[Opening Provided information section]

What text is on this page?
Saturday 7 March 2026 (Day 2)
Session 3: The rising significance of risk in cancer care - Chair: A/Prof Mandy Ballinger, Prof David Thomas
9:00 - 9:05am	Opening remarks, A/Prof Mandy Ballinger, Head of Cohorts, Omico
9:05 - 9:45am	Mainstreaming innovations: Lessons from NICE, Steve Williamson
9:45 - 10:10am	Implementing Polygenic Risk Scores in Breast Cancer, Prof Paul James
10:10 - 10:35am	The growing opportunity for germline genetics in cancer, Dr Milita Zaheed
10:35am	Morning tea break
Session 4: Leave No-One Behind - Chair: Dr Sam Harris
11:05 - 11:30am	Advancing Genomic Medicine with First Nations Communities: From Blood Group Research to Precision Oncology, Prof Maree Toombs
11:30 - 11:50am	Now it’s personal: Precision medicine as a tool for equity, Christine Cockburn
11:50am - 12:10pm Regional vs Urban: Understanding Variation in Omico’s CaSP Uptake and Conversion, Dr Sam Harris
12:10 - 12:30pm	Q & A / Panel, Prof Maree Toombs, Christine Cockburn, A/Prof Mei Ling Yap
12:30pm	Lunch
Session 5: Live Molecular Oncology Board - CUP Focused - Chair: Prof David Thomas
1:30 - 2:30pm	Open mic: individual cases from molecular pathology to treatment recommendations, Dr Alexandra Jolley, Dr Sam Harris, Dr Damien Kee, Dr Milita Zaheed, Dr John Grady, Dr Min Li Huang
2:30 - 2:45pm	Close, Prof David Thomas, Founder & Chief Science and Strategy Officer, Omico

[Closing Provided information section]
[Opening Provided information section]

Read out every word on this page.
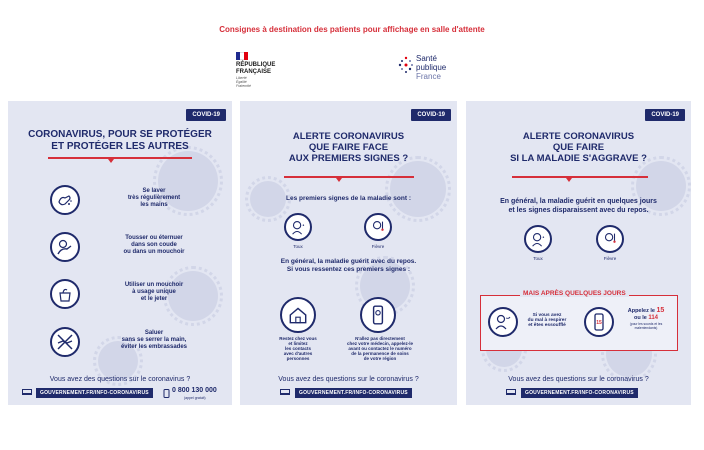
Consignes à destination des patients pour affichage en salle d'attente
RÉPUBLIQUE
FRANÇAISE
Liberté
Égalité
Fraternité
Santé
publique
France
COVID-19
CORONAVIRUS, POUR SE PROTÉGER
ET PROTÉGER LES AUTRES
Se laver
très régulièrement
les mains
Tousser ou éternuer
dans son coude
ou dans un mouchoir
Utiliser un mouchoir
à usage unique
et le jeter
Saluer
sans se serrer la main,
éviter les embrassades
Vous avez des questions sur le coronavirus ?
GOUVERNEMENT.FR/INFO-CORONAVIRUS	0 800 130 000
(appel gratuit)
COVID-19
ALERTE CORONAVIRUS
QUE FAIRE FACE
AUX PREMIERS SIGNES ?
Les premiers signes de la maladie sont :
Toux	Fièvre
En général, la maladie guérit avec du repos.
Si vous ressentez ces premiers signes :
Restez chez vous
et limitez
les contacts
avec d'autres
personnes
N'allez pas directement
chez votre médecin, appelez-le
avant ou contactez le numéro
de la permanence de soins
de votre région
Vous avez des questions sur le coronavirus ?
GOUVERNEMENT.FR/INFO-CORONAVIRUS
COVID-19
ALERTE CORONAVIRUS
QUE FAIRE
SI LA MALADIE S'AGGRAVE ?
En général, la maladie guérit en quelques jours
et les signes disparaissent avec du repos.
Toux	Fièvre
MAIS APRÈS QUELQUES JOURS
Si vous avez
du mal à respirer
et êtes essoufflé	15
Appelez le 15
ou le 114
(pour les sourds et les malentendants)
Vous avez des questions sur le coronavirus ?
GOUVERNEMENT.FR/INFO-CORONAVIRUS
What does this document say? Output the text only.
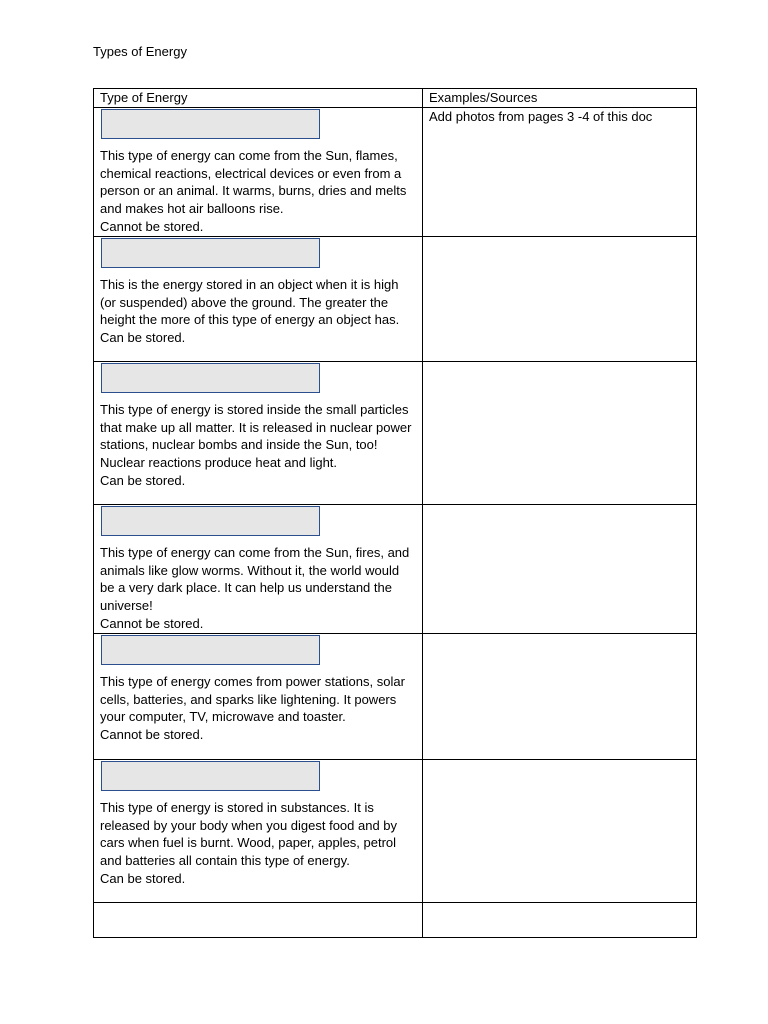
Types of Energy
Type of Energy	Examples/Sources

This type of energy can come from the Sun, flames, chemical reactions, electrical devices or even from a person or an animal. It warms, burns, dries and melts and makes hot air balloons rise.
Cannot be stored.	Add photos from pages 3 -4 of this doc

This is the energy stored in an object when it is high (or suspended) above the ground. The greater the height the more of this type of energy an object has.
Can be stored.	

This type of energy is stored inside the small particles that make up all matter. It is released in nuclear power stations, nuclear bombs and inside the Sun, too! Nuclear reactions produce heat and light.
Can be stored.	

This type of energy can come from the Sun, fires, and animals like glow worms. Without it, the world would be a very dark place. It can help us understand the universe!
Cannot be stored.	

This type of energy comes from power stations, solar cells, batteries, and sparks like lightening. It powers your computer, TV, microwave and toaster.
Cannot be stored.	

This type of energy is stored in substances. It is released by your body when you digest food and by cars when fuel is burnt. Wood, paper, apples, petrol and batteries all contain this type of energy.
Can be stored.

[Closing Provided information section]

Work to complete >>
Which lines of the data include the word "Omico"? Copy each one.

Exercise output >>
9:00 - 9:05am	Opening remarks, A/Prof Mandy Ballinger, Head of Cohorts, Omico
11:50am - 12:10pm Regional vs Urban: Understanding Variation in Omico’s CaSP Uptake and Conversion, Dr Sam Harris
2:30 - 2:45pm	Close, Prof David Thomas, Founder & Chief Science and Strategy Officer, Omico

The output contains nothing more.